Stored data:
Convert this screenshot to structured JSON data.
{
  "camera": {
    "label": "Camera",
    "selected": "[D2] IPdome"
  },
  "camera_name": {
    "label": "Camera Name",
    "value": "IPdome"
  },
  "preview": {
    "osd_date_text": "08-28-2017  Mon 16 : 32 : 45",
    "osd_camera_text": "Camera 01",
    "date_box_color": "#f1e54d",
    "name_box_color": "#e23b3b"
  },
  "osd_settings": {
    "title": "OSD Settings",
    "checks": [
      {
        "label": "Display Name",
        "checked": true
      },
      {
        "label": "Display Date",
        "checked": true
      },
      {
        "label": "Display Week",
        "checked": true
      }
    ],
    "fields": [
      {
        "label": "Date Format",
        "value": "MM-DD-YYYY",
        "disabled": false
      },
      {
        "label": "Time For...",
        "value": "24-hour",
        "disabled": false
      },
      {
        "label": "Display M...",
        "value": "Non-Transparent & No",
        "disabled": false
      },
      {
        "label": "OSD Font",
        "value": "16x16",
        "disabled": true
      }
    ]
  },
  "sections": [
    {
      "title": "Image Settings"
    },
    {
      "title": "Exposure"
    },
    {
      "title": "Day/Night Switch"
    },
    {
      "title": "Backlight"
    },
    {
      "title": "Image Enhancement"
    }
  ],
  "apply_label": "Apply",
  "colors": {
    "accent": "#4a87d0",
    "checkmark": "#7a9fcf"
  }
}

## [Directions for this task]
Copy out the full material exactly as it appears.

## [Finished exercise]
Convert this screenshot to structured JSON data.
{
  "camera": {
    "label": "Camera",
    "selected": "[D2] IPdome"
  },
  "camera_name": {
    "label": "Camera Name",
    "value": "IPdome"
  },
  "preview": {
    "osd_date_text": "08-28-2017  Mon 16 : 32 : 45",
    "osd_camera_text": "Camera 01",
    "date_box_color": "#f1e54d",
    "name_box_color": "#e23b3b"
  },
  "osd_settings": {
    "title": "OSD Settings",
    "checks": [
      {
        "label": "Display Name",
        "checked": true
      },
      {
        "label": "Display Date",
        "checked": true
      },
      {
        "label": "Display Week",
        "checked": true
      }
    ],
    "fields": [
      {
        "label": "Date Format",
        "value": "MM-DD-YYYY",
        "disabled": false
      },
      {
        "label": "Time For...",
        "value": "24-hour",
        "disabled": false
      },
      {
        "label": "Display M...",
        "value": "Non-Transparent & No",
        "disabled": false
      },
      {
        "label": "OSD Font",
        "value": "16x16",
        "disabled": true
      }
    ]
  },
  "sections": [
    {
      "title": "Image Settings"
    },
    {
      "title": "Exposure"
    },
    {
      "title": "Day/Night Switch"
    },
    {
      "title": "Backlight"
    },
    {
      "title": "Image Enhancement"
    }
  ],
  "apply_label": "Apply",
  "colors": {
    "accent": "#4a87d0",
    "checkmark": "#7a9fcf"
  }
}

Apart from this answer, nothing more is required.